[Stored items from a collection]
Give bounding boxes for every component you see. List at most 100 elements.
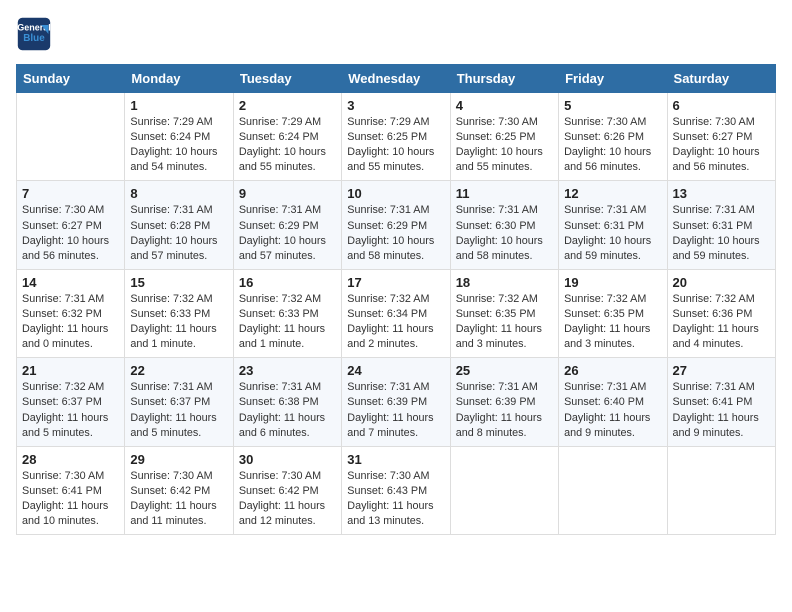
day-number: 14: [22, 275, 119, 290]
day-number: 1: [130, 98, 227, 113]
calendar-week-3: 14 Sunrise: 7:31 AMSunset: 6:32 PMDayligh…: [17, 269, 776, 357]
day-info: Sunrise: 7:31 AMSunset: 6:39 PMDaylight:…: [456, 380, 553, 440]
day-number: 22: [130, 363, 227, 378]
calendar-cell: 10 Sunrise: 7:31 AMSunset: 6:29 PMDayligh…: [342, 181, 450, 269]
calendar-cell: 19 Sunrise: 7:32 AMSunset: 6:35 PMDayligh…: [559, 269, 667, 357]
calendar-cell: 11Sunrise: 7:31 AMSunset: 6:30 PMDayligh…: [450, 181, 558, 269]
day-info: Sunrise: 7:30 AMSunset: 6:27 PMDaylight:…: [22, 203, 119, 263]
day-number: 6: [673, 98, 770, 113]
day-number: 4: [456, 98, 553, 113]
calendar-cell: 18 Sunrise: 7:32 AMSunset: 6:35 PMDayligh…: [450, 269, 558, 357]
calendar-cell: 3 Sunrise: 7:29 AMSunset: 6:25 PMDaylight…: [342, 93, 450, 181]
calendar-cell: 15 Sunrise: 7:32 AMSunset: 6:33 PMDayligh…: [125, 269, 233, 357]
day-number: 27: [673, 363, 770, 378]
calendar-cell: 20Sunrise: 7:32 AMSunset: 6:36 PMDayligh…: [667, 269, 775, 357]
day-number: 24: [347, 363, 444, 378]
day-info: Sunrise: 7:32 AMSunset: 6:36 PMDaylight:…: [673, 292, 770, 352]
day-number: 15: [130, 275, 227, 290]
day-number: 12: [564, 186, 661, 201]
day-number: 3: [347, 98, 444, 113]
day-number: 5: [564, 98, 661, 113]
day-info: Sunrise: 7:32 AMSunset: 6:37 PMDaylight:…: [22, 380, 119, 440]
calendar-cell: 27 Sunrise: 7:31 AMSunset: 6:41 PMDayligh…: [667, 358, 775, 446]
day-info: Sunrise: 7:29 AMSunset: 6:25 PMDaylight:…: [347, 115, 444, 175]
day-info: Sunrise: 7:30 AMSunset: 6:41 PMDaylight:…: [22, 469, 119, 529]
day-number: 10: [347, 186, 444, 201]
calendar-cell: 26 Sunrise: 7:31 AMSunset: 6:40 PMDayligh…: [559, 358, 667, 446]
calendar-cell: [17, 93, 125, 181]
calendar-cell: 16 Sunrise: 7:32 AMSunset: 6:33 PMDayligh…: [233, 269, 341, 357]
calendar-cell: 21 Sunrise: 7:32 AMSunset: 6:37 PMDayligh…: [17, 358, 125, 446]
col-header-saturday: Saturday: [667, 65, 775, 93]
day-info: Sunrise: 7:31 AMSunset: 6:40 PMDaylight:…: [564, 380, 661, 440]
calendar-cell: 1 Sunrise: 7:29 AMSunset: 6:24 PMDaylight…: [125, 93, 233, 181]
day-info: Sunrise: 7:31 AMSunset: 6:38 PMDaylight:…: [239, 380, 336, 440]
day-number: 18: [456, 275, 553, 290]
calendar-cell: 12Sunrise: 7:31 AMSunset: 6:31 PMDayligh…: [559, 181, 667, 269]
day-info: Sunrise: 7:30 AMSunset: 6:25 PMDaylight:…: [456, 115, 553, 175]
calendar-cell: 25 Sunrise: 7:31 AMSunset: 6:39 PMDayligh…: [450, 358, 558, 446]
day-number: 25: [456, 363, 553, 378]
day-info: Sunrise: 7:32 AMSunset: 6:35 PMDaylight:…: [456, 292, 553, 352]
col-header-monday: Monday: [125, 65, 233, 93]
day-info: Sunrise: 7:31 AMSunset: 6:32 PMDaylight:…: [22, 292, 119, 352]
day-info: Sunrise: 7:32 AMSunset: 6:33 PMDaylight:…: [239, 292, 336, 352]
calendar-week-1: 1 Sunrise: 7:29 AMSunset: 6:24 PMDaylight…: [17, 93, 776, 181]
day-number: 8: [130, 186, 227, 201]
day-number: 13: [673, 186, 770, 201]
day-info: Sunrise: 7:30 AMSunset: 6:42 PMDaylight:…: [130, 469, 227, 529]
day-info: Sunrise: 7:31 AMSunset: 6:28 PMDaylight:…: [130, 203, 227, 263]
day-info: Sunrise: 7:31 AMSunset: 6:29 PMDaylight:…: [239, 203, 336, 263]
day-info: Sunrise: 7:29 AMSunset: 6:24 PMDaylight:…: [130, 115, 227, 175]
calendar-cell: 2Sunrise: 7:29 AMSunset: 6:24 PMDaylight…: [233, 93, 341, 181]
calendar-week-4: 21 Sunrise: 7:32 AMSunset: 6:37 PMDayligh…: [17, 358, 776, 446]
day-number: 28: [22, 452, 119, 467]
col-header-tuesday: Tuesday: [233, 65, 341, 93]
calendar-cell: 23Sunrise: 7:31 AMSunset: 6:38 PMDayligh…: [233, 358, 341, 446]
day-info: Sunrise: 7:31 AMSunset: 6:39 PMDaylight:…: [347, 380, 444, 440]
day-info: Sunrise: 7:32 AMSunset: 6:33 PMDaylight:…: [130, 292, 227, 352]
day-info: Sunrise: 7:32 AMSunset: 6:35 PMDaylight:…: [564, 292, 661, 352]
day-number: 16: [239, 275, 336, 290]
day-info: Sunrise: 7:31 AMSunset: 6:41 PMDaylight:…: [673, 380, 770, 440]
day-number: 9: [239, 186, 336, 201]
day-info: Sunrise: 7:30 AMSunset: 6:27 PMDaylight:…: [673, 115, 770, 175]
calendar-cell: 6 Sunrise: 7:30 AMSunset: 6:27 PMDaylight…: [667, 93, 775, 181]
day-number: 19: [564, 275, 661, 290]
day-number: 31: [347, 452, 444, 467]
calendar-week-5: 28 Sunrise: 7:30 AMSunset: 6:41 PMDayligh…: [17, 446, 776, 534]
calendar-week-2: 7 Sunrise: 7:30 AMSunset: 6:27 PMDaylight…: [17, 181, 776, 269]
calendar-cell: 29Sunrise: 7:30 AMSunset: 6:42 PMDayligh…: [125, 446, 233, 534]
col-header-sunday: Sunday: [17, 65, 125, 93]
calendar-cell: 8 Sunrise: 7:31 AMSunset: 6:28 PMDaylight…: [125, 181, 233, 269]
day-info: Sunrise: 7:31 AMSunset: 6:37 PMDaylight:…: [130, 380, 227, 440]
col-header-wednesday: Wednesday: [342, 65, 450, 93]
calendar-cell: 31 Sunrise: 7:30 AMSunset: 6:43 PMDayligh…: [342, 446, 450, 534]
calendar-cell: [667, 446, 775, 534]
calendar-cell: 13 Sunrise: 7:31 AMSunset: 6:31 PMDayligh…: [667, 181, 775, 269]
day-info: Sunrise: 7:30 AMSunset: 6:43 PMDaylight:…: [347, 469, 444, 529]
col-header-friday: Friday: [559, 65, 667, 93]
calendar-cell: 22 Sunrise: 7:31 AMSunset: 6:37 PMDayligh…: [125, 358, 233, 446]
calendar-table: SundayMondayTuesdayWednesdayThursdayFrid…: [16, 64, 776, 535]
calendar-cell: 30Sunrise: 7:30 AMSunset: 6:42 PMDayligh…: [233, 446, 341, 534]
day-info: Sunrise: 7:31 AMSunset: 6:29 PMDaylight:…: [347, 203, 444, 263]
day-number: 2: [239, 98, 336, 113]
svg-text:Blue: Blue: [23, 33, 45, 44]
day-info: Sunrise: 7:32 AMSunset: 6:34 PMDaylight:…: [347, 292, 444, 352]
calendar-cell: 28 Sunrise: 7:30 AMSunset: 6:41 PMDayligh…: [17, 446, 125, 534]
calendar-cell: [450, 446, 558, 534]
day-number: 21: [22, 363, 119, 378]
logo: General Blue: [16, 16, 56, 52]
day-info: Sunrise: 7:31 AMSunset: 6:31 PMDaylight:…: [673, 203, 770, 263]
day-number: 11: [456, 186, 553, 201]
day-number: 17: [347, 275, 444, 290]
calendar-cell: 7 Sunrise: 7:30 AMSunset: 6:27 PMDaylight…: [17, 181, 125, 269]
calendar-cell: 14 Sunrise: 7:31 AMSunset: 6:32 PMDayligh…: [17, 269, 125, 357]
day-number: 7: [22, 186, 119, 201]
day-number: 26: [564, 363, 661, 378]
day-info: Sunrise: 7:30 AMSunset: 6:26 PMDaylight:…: [564, 115, 661, 175]
calendar-header-row: SundayMondayTuesdayWednesdayThursdayFrid…: [17, 65, 776, 93]
calendar-cell: 9 Sunrise: 7:31 AMSunset: 6:29 PMDaylight…: [233, 181, 341, 269]
calendar-cell: 4 Sunrise: 7:30 AMSunset: 6:25 PMDaylight…: [450, 93, 558, 181]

**GOAL**
Format the lines of the items as a JSON list of strings, one string per line, leaving out blank lines. Begin at the line that has "day-number: 14: [22, 275, 119, 290]" and stop after the line that has "day-number: 4: [456, 98, 553, 113]".

**FINISHED EXERCISE**
[
  "day-number: 14: [22, 275, 119, 290]",
  "day-number: 1: [130, 98, 227, 113]",
  "calendar-week-3: 14 Sunrise: 7:31 AMSunset: 6:32 PMDayligh…: [17, 269, 776, 357]",
  "day-info: Sunrise: 7:31 AMSunset: 6:39 PMDaylight:…: [456, 380, 553, 440]",
  "day-number: 22: [130, 363, 227, 378]",
  "calendar-cell: 10 Sunrise: 7:31 AMSunset: 6:29 PMDayligh…: [342, 181, 450, 269]",
  "calendar-cell: 19 Sunrise: 7:32 AMSunset: 6:35 PMDayligh…: [559, 269, 667, 357]",
  "calendar-cell: 11Sunrise: 7:31 AMSunset: 6:30 PMDayligh…: [450, 181, 558, 269]",
  "day-info: Sunrise: 7:30 AMSunset: 6:27 PMDaylight:…: [22, 203, 119, 263]",
  "day-number: 6: [673, 98, 770, 113]",
  "day-number: 4: [456, 98, 553, 113]"
]